* **Your instructions**:
Will you print the material below without altering a single character?

* **Data entries**:

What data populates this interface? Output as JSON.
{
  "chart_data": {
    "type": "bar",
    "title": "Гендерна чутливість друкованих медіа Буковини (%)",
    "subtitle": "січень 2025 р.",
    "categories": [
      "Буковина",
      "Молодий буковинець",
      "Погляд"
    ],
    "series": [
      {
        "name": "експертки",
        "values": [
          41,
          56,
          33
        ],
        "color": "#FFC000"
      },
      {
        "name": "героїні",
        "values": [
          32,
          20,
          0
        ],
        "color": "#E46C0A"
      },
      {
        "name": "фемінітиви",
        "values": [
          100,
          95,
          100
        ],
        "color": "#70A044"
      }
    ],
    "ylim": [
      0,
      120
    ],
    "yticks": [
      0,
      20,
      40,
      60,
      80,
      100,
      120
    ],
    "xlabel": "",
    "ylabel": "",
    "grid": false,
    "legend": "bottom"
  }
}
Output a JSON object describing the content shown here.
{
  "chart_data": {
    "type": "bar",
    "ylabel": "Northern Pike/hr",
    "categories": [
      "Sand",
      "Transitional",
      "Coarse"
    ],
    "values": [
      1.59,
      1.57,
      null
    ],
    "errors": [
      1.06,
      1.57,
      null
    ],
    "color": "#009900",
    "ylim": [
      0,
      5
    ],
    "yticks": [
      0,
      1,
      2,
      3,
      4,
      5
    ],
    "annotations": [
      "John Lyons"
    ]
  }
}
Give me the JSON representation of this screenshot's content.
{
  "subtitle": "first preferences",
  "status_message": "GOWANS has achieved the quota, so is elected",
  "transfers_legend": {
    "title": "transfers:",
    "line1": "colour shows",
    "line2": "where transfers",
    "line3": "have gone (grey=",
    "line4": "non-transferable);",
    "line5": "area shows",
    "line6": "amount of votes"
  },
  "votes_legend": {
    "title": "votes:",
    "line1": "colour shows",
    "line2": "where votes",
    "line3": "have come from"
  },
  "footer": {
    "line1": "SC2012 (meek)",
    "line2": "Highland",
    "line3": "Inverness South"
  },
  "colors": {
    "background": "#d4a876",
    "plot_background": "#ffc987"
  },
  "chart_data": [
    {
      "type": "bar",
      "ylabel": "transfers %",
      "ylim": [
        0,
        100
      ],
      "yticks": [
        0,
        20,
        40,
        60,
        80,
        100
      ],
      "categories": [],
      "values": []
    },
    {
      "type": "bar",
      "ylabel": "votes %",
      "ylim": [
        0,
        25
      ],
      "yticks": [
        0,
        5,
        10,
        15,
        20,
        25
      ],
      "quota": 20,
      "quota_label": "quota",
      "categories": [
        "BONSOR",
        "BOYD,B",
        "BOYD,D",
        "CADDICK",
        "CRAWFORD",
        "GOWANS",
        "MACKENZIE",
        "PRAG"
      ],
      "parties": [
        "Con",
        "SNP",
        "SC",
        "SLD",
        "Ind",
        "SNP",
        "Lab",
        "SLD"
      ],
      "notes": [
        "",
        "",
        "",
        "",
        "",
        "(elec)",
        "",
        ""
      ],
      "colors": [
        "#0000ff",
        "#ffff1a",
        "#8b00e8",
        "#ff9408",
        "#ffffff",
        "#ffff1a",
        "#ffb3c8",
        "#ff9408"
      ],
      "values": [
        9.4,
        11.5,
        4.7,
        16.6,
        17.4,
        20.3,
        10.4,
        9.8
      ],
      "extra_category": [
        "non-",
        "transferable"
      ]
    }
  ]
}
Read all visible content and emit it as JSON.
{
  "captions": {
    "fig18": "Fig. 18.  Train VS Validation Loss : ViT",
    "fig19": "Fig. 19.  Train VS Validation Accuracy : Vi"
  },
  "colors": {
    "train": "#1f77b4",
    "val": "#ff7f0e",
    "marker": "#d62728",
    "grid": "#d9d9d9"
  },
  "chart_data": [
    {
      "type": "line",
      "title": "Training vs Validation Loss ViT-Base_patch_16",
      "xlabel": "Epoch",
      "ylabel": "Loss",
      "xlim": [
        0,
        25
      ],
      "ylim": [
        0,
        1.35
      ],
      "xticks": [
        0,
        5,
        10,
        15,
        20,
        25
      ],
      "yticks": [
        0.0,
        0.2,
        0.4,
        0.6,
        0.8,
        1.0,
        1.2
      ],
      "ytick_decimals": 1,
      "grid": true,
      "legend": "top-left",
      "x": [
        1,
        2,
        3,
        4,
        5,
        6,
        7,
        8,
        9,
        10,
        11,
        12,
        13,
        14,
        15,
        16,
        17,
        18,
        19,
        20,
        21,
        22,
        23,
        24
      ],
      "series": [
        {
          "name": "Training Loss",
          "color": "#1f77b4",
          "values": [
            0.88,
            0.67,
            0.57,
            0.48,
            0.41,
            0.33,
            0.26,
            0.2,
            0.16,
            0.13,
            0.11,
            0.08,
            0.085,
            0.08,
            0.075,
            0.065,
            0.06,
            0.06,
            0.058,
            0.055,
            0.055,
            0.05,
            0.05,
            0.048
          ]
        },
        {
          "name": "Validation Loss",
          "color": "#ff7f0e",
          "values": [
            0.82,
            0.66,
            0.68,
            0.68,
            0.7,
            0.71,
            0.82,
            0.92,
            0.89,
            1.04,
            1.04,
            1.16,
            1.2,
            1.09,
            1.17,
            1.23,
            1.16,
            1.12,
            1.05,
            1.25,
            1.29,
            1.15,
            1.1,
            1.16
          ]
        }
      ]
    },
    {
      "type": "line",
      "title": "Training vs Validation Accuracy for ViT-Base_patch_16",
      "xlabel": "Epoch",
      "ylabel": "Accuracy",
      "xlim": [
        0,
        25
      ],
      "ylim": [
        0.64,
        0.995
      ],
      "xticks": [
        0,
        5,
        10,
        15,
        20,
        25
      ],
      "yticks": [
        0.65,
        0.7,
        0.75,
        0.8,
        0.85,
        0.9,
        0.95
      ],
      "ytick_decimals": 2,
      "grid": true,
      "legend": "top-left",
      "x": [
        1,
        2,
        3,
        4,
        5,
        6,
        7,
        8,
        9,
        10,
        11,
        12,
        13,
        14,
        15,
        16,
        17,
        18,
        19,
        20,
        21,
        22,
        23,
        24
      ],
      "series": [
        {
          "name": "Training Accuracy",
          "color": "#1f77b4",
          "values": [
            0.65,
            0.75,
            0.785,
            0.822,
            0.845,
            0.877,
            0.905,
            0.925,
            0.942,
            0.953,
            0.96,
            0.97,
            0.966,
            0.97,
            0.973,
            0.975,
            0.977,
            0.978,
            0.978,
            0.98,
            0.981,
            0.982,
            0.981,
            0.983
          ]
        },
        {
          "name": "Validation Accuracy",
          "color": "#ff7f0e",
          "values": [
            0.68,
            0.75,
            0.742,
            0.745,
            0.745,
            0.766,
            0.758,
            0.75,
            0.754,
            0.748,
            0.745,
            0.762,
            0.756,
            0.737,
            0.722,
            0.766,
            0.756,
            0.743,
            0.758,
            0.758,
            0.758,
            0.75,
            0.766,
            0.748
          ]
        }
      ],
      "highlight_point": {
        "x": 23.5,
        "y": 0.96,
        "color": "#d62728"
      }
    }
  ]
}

* **Task answer**:
What data populates this interface? Output as JSON.
{
  "chart_data": {
    "type": "bar",
    "title": "Гендерна чутливість друкованих медіа Буковини (%)",
    "subtitle": "січень 2025 р.",
    "categories": [
      "Буковина",
      "Молодий буковинець",
      "Погляд"
    ],
    "series": [
      {
        "name": "експертки",
        "values": [
          41,
          56,
          33
        ],
        "color": "#FFC000"
      },
      {
        "name": "героїні",
        "values": [
          32,
          20,
          0
        ],
        "color": "#E46C0A"
      },
      {
        "name": "фемінітиви",
        "values": [
          100,
          95,
          100
        ],
        "color": "#70A044"
      }
    ],
    "ylim": [
      0,
      120
    ],
    "yticks": [
      0,
      20,
      40,
      60,
      80,
      100,
      120
    ],
    "xlabel": "",
    "ylabel": "",
    "grid": false,
    "legend": "bottom"
  }
}
Output a JSON object describing the content shown here.
{
  "chart_data": {
    "type": "bar",
    "ylabel": "Northern Pike/hr",
    "categories": [
      "Sand",
      "Transitional",
      "Coarse"
    ],
    "values": [
      1.59,
      1.57,
      null
    ],
    "errors": [
      1.06,
      1.57,
      null
    ],
    "color": "#009900",
    "ylim": [
      0,
      5
    ],
    "yticks": [
      0,
      1,
      2,
      3,
      4,
      5
    ],
    "annotations": [
      "John Lyons"
    ]
  }
}
Give me the JSON representation of this screenshot's content.
{
  "subtitle": "first preferences",
  "status_message": "GOWANS has achieved the quota, so is elected",
  "transfers_legend": {
    "title": "transfers:",
    "line1": "colour shows",
    "line2": "where transfers",
    "line3": "have gone (grey=",
    "line4": "non-transferable);",
    "line5": "area shows",
    "line6": "amount of votes"
  },
  "votes_legend": {
    "title": "votes:",
    "line1": "colour shows",
    "line2": "where votes",
    "line3": "have come from"
  },
  "footer": {
    "line1": "SC2012 (meek)",
    "line2": "Highland",
    "line3": "Inverness South"
  },
  "colors": {
    "background": "#d4a876",
    "plot_background": "#ffc987"
  },
  "chart_data": [
    {
      "type": "bar",
      "ylabel": "transfers %",
      "ylim": [
        0,
        100
      ],
      "yticks": [
        0,
        20,
        40,
        60,
        80,
        100
      ],
      "categories": [],
      "values": []
    },
    {
      "type": "bar",
      "ylabel": "votes %",
      "ylim": [
        0,
        25
      ],
      "yticks": [
        0,
        5,
        10,
        15,
        20,
        25
      ],
      "quota": 20,
      "quota_label": "quota",
      "categories": [
        "BONSOR",
        "BOYD,B",
        "BOYD,D",
        "CADDICK",
        "CRAWFORD",
        "GOWANS",
        "MACKENZIE",
        "PRAG"
      ],
      "parties": [
        "Con",
        "SNP",
        "SC",
        "SLD",
        "Ind",
        "SNP",
        "Lab",
        "SLD"
      ],
      "notes": [
        "",
        "",
        "",
        "",
        "",
        "(elec)",
        "",
        ""
      ],
      "colors": [
        "#0000ff",
        "#ffff1a",
        "#8b00e8",
        "#ff9408",
        "#ffffff",
        "#ffff1a",
        "#ffb3c8",
        "#ff9408"
      ],
      "values": [
        9.4,
        11.5,
        4.7,
        16.6,
        17.4,
        20.3,
        10.4,
        9.8
      ],
      "extra_category": [
        "non-",
        "transferable"
      ]
    }
  ]
}
Read all visible content and emit it as JSON.
{
  "captions": {
    "fig18": "Fig. 18.  Train VS Validation Loss : ViT",
    "fig19": "Fig. 19.  Train VS Validation Accuracy : Vi"
  },
  "colors": {
    "train": "#1f77b4",
    "val": "#ff7f0e",
    "marker": "#d62728",
    "grid": "#d9d9d9"
  },
  "chart_data": [
    {
      "type": "line",
      "title": "Training vs Validation Loss ViT-Base_patch_16",
      "xlabel": "Epoch",
      "ylabel": "Loss",
      "xlim": [
        0,
        25
      ],
      "ylim": [
        0,
        1.35
      ],
      "xticks": [
        0,
        5,
        10,
        15,
        20,
        25
      ],
      "yticks": [
        0.0,
        0.2,
        0.4,
        0.6,
        0.8,
        1.0,
        1.2
      ],
      "ytick_decimals": 1,
      "grid": true,
      "legend": "top-left",
      "x": [
        1,
        2,
        3,
        4,
        5,
        6,
        7,
        8,
        9,
        10,
        11,
        12,
        13,
        14,
        15,
        16,
        17,
        18,
        19,
        20,
        21,
        22,
        23,
        24
      ],
      "series": [
        {
          "name": "Training Loss",
          "color": "#1f77b4",
          "values": [
            0.88,
            0.67,
            0.57,
            0.48,
            0.41,
            0.33,
            0.26,
            0.2,
            0.16,
            0.13,
            0.11,
            0.08,
            0.085,
            0.08,
            0.075,
            0.065,
            0.06,
            0.06,
            0.058,
            0.055,
            0.055,
            0.05,
            0.05,
            0.048
          ]
        },
        {
          "name": "Validation Loss",
          "color": "#ff7f0e",
          "values": [
            0.82,
            0.66,
            0.68,
            0.68,
            0.7,
            0.71,
            0.82,
            0.92,
            0.89,
            1.04,
            1.04,
            1.16,
            1.2,
            1.09,
            1.17,
            1.23,
            1.16,
            1.12,
            1.05,
            1.25,
            1.29,
            1.15,
            1.1,
            1.16
          ]
        }
      ]
    },
    {
      "type": "line",
      "title": "Training vs Validation Accuracy for ViT-Base_patch_16",
      "xlabel": "Epoch",
      "ylabel": "Accuracy",
      "xlim": [
        0,
        25
      ],
      "ylim": [
        0.64,
        0.995
      ],
      "xticks": [
        0,
        5,
        10,
        15,
        20,
        25
      ],
      "yticks": [
        0.65,
        0.7,
        0.75,
        0.8,
        0.85,
        0.9,
        0.95
      ],
      "ytick_decimals": 2,
      "grid": true,
      "legend": "top-left",
      "x": [
        1,
        2,
        3,
        4,
        5,
        6,
        7,
        8,
        9,
        10,
        11,
        12,
        13,
        14,
        15,
        16,
        17,
        18,
        19,
        20,
        21,
        22,
        23,
        24
      ],
      "series": [
        {
          "name": "Training Accuracy",
          "color": "#1f77b4",
          "values": [
            0.65,
            0.75,
            0.785,
            0.822,
            0.845,
            0.877,
            0.905,
            0.925,
            0.942,
            0.953,
            0.96,
            0.97,
            0.966,
            0.97,
            0.973,
            0.975,
            0.977,
            0.978,
            0.978,
            0.98,
            0.981,
            0.982,
            0.981,
            0.983
          ]
        },
        {
          "name": "Validation Accuracy",
          "color": "#ff7f0e",
          "values": [
            0.68,
            0.75,
            0.742,
            0.745,
            0.745,
            0.766,
            0.758,
            0.75,
            0.754,
            0.748,
            0.745,
            0.762,
            0.756,
            0.737,
            0.722,
            0.766,
            0.756,
            0.743,
            0.758,
            0.758,
            0.758,
            0.75,
            0.766,
            0.748
          ]
        }
      ],
      "highlight_point": {
        "x": 23.5,
        "y": 0.96,
        "color": "#d62728"
      }
    }
  ]
}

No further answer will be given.